**WHAT IS EXPECTED:** Every entry below should be transcribed exactly; pictures stay out of the copy.

(Stored data)
════
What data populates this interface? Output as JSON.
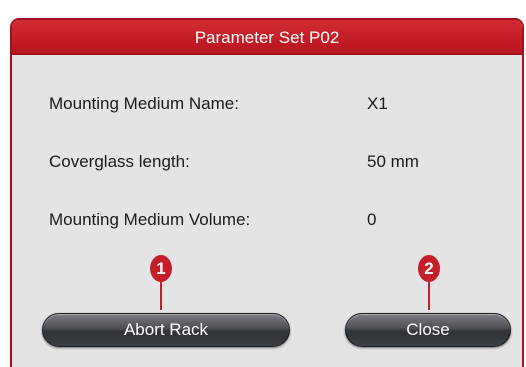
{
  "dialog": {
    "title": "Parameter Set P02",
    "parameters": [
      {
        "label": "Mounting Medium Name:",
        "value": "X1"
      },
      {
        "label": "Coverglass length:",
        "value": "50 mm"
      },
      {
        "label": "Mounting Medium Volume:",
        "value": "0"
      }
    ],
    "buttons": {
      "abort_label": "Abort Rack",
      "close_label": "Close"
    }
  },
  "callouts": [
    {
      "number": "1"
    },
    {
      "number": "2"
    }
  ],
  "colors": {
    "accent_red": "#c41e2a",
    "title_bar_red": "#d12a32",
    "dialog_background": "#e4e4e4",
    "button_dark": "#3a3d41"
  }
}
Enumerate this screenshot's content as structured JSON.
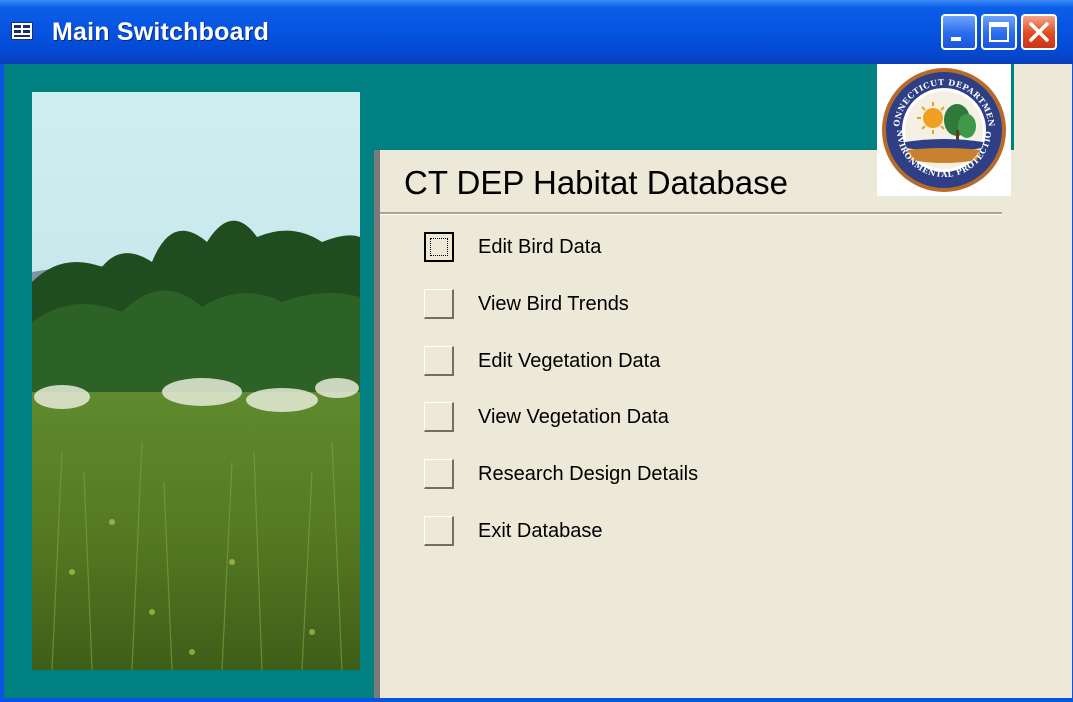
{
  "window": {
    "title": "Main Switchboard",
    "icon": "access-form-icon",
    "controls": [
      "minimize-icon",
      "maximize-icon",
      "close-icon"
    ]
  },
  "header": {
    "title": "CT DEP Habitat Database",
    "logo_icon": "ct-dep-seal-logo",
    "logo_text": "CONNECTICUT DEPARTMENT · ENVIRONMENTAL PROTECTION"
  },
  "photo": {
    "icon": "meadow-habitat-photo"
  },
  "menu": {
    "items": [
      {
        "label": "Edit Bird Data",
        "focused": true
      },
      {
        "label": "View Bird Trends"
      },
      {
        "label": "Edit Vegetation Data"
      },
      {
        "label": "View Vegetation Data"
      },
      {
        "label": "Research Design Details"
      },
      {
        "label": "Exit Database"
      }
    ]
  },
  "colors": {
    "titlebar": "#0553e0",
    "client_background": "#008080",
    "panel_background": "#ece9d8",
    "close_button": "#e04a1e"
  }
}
════
**REPLY:**
What data populates this interface? Output as JSON.
{
  "dialog": {
    "title": "Parameter Set P02",
    "parameters": [
      {
        "label": "Mounting Medium Name:",
        "value": "X1"
      },
      {
        "label": "Coverglass length:",
        "value": "50 mm"
      },
      {
        "label": "Mounting Medium Volume:",
        "value": "0"
      }
    ],
    "buttons": {
      "abort_label": "Abort Rack",
      "close_label": "Close"
    }
  },
  "callouts": [
    {
      "number": "1"
    },
    {
      "number": "2"
    }
  ],
  "colors": {
    "accent_red": "#c41e2a",
    "title_bar_red": "#d12a32",
    "dialog_background": "#e4e4e4",
    "button_dark": "#3a3d41"
  }
}
Enumerate this screenshot's content as structured JSON.
{
  "window": {
    "title": "Main Switchboard",
    "icon": "access-form-icon",
    "controls": [
      "minimize-icon",
      "maximize-icon",
      "close-icon"
    ]
  },
  "header": {
    "title": "CT DEP Habitat Database",
    "logo_icon": "ct-dep-seal-logo",
    "logo_text": "CONNECTICUT DEPARTMENT · ENVIRONMENTAL PROTECTION"
  },
  "photo": {
    "icon": "meadow-habitat-photo"
  },
  "menu": {
    "items": [
      {
        "label": "Edit Bird Data",
        "focused": true
      },
      {
        "label": "View Bird Trends"
      },
      {
        "label": "Edit Vegetation Data"
      },
      {
        "label": "View Vegetation Data"
      },
      {
        "label": "Research Design Details"
      },
      {
        "label": "Exit Database"
      }
    ]
  },
  "colors": {
    "titlebar": "#0553e0",
    "client_background": "#008080",
    "panel_background": "#ece9d8",
    "close_button": "#e04a1e"
  }
}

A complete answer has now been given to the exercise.